WRITTEN REQUEST - Copy each of the entries below faithfully, setting aside any pictures.

►

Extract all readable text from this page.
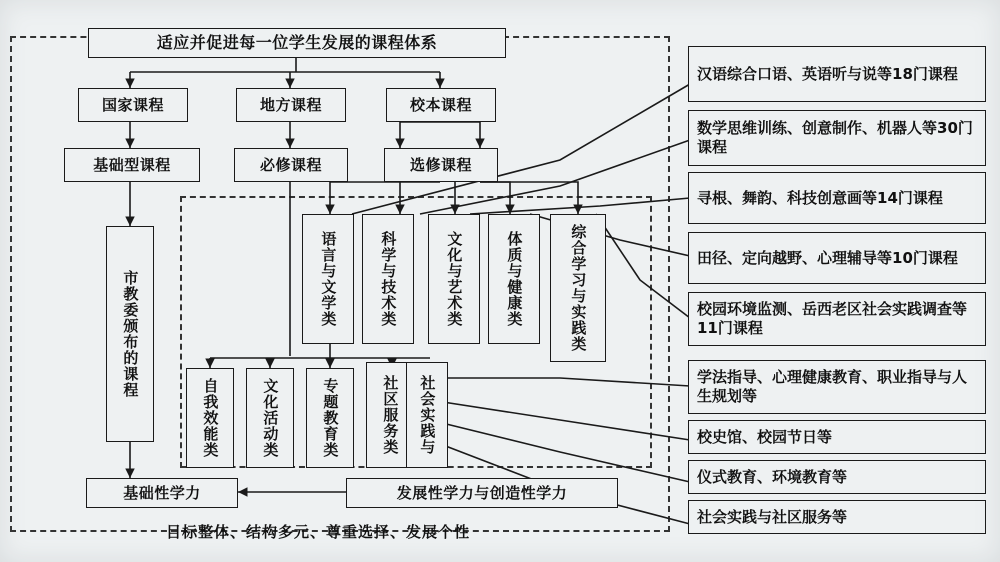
适应并促进每一位学生发展的课程体系
国家课程	地方课程	校本课程
基础型课程	必修课程	选修课程
市教委颁布的课程	语言与文学类	科学与技术类	文化与艺术类	体质与健康类	综合学习与实践类
自我效能类	文化活动类	专题教育类	社区服务类	社会实践与
基础性学力	发展性学力与创造性学力
目标整体、结构多元、尊重选择、发展个性
汉语综合口语、英语听与说等18门课程
数学思维训练、创意制作、机器人等30门课程
寻根、舞韵、科技创意画等14门课程
田径、定向越野、心理辅导等10门课程
校园环境监测、岳西老区社会实践调查等11门课程
学法指导、心理健康教育、职业指导与人生规划等
校史馆、校园节日等
仪式教育、环境教育等
社会实践与社区服务等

◄

RESPONSE FOR THIS EXERCISE -
Extract all readable text from this page.
适应并促进每一位学生发展的课程体系
国家课程	地方课程	校本课程
基础型课程	必修课程	选修课程
市教委颁布的课程	语言与文学类	科学与技术类	文化与艺术类	体质与健康类	综合学习与实践类
自我效能类	文化活动类	专题教育类	社区服务类	社会实践与
基础性学力	发展性学力与创造性学力
目标整体、结构多元、尊重选择、发展个性
汉语综合口语、英语听与说等18门课程
数学思维训练、创意制作、机器人等30门课程
寻根、舞韵、科技创意画等14门课程
田径、定向越野、心理辅导等10门课程
校园环境监测、岳西老区社会实践调查等11门课程
学法指导、心理健康教育、职业指导与人生规划等
校史馆、校园节日等
仪式教育、环境教育等
社会实践与社区服务等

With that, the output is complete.